=== Texto de origem ===

Passado um ano, a infelicidade não se atenuou. Desconfio até que aumentou, e explico por quê. De acordo com a OMS, a saúde representa um estado de bem-estar físico, psicológico e social.
Numa interpretação pessoal, significa ter uma vida com significado. E, numa visão realista, sonho inatingível para muitos no mundo que habitamos.
Como podem os médicos estar felizes se, olhando para o seu entorno, deparam com uma massa humana desassistida, assolada pela indigência e pela marginalização? Estatísticas da ONU traduzem esse quadro. A cada ano, 18 milhões de pessoas morrem no mundo por causa da pobreza.
Dois bilhões dos habitantes do planeta não têm acesso a medicamentos; obviamente, 0,3% deles vivendo em países ricos, e 80%, na África. A esperança de vida para quem nasce no Japão é de 85 anos; em 13 países africanos, é menor do que 50 anos e, em Zâmbia, é de 40 anos.
Mais ainda: na África, morre uma em cada seis mulheres ao dar à luz, uma diferença galáctica do que sucede na Europa ocidental, onde essa tragédia atinge apenas uma em cada 8.700 mulheres.
A Organização Mundial da Saúde dá uma das explicações para essas injustiças, a chamada "desproporção 10/90": cerca de 90% dos recursos mundiais gastos na saúde são consumidos pelos 10% mais ricos da população, os restantes 90% dos habitantes do planeta recebem apenas 10% do total de recursos.
O que fica claro é que a saúde do mundo não depende apenas dos médicos que nele habitam, mas tem muito a ver com a pobreza, com a injustiça social e com a falta de consciência dos governantes -e, às vezes, também da sociedade.
Seriam os médicos brasileiros meros espectadores da tragédia mundial? Se ouvirmos o IBGE, certamente não. Dados produzidos em 2005 revelaram que existiam no Brasil 43 milhões de pessoas vivendo abaixo da linha de pobreza.

=== Dados disponíveis ===

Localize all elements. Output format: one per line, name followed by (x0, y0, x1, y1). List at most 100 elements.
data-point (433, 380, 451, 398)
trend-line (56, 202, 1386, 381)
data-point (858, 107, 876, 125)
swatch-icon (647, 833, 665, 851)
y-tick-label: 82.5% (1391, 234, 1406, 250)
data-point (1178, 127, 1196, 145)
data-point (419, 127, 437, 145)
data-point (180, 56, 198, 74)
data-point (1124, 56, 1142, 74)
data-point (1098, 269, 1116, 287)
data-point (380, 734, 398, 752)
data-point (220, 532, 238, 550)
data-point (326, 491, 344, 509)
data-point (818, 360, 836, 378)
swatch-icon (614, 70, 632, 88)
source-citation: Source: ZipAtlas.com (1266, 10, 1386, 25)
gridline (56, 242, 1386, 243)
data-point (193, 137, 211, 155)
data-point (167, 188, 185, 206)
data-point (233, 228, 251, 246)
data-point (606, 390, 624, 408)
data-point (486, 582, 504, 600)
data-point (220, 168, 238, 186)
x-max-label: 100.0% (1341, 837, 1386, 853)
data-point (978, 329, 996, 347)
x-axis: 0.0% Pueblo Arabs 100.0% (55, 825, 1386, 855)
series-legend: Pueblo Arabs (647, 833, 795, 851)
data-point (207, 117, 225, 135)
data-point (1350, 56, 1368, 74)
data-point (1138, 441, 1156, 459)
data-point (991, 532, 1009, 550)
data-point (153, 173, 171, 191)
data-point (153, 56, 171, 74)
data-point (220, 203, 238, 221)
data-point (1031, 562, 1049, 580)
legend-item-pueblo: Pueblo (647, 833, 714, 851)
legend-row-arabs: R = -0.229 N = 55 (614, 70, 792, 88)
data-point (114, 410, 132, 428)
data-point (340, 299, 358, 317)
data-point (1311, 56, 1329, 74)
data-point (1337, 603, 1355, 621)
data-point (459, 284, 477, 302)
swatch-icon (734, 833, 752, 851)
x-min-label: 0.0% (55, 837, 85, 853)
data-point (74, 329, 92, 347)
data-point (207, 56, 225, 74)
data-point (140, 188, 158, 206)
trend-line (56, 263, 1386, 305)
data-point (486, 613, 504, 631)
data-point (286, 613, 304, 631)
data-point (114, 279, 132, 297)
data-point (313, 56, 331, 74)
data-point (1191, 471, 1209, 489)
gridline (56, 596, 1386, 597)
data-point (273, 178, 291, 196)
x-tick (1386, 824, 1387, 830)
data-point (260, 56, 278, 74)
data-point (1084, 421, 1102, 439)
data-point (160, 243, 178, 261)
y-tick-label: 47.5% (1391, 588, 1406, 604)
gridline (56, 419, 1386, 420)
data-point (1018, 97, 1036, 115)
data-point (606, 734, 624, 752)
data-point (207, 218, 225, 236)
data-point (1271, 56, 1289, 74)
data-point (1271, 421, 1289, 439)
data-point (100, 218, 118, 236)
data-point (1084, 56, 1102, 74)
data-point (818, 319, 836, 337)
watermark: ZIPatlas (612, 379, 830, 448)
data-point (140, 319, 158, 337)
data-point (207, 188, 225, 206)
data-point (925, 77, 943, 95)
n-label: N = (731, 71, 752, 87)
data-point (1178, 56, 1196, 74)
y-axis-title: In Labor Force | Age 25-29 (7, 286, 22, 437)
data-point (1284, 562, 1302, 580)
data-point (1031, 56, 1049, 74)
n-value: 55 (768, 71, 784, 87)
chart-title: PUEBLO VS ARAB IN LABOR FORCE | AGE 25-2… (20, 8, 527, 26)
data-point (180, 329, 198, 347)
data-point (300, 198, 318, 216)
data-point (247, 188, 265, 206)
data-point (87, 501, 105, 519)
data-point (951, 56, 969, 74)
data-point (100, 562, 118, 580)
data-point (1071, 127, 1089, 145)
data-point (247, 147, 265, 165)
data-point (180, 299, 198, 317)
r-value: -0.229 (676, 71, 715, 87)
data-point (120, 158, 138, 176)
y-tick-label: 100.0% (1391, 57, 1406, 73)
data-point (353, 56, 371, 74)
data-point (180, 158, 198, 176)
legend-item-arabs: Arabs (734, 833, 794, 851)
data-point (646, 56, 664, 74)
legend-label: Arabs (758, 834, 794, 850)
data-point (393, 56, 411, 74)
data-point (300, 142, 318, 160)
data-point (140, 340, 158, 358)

===

Passe para o inglês esta frase do texto sobre saúde e pobreza: "A cada ano, 18 milhões de pessoas morrem no mundo por causa da pobreza."

▶ _Resultado abaixo_
Every year, 18 million people in the world die because of poverty.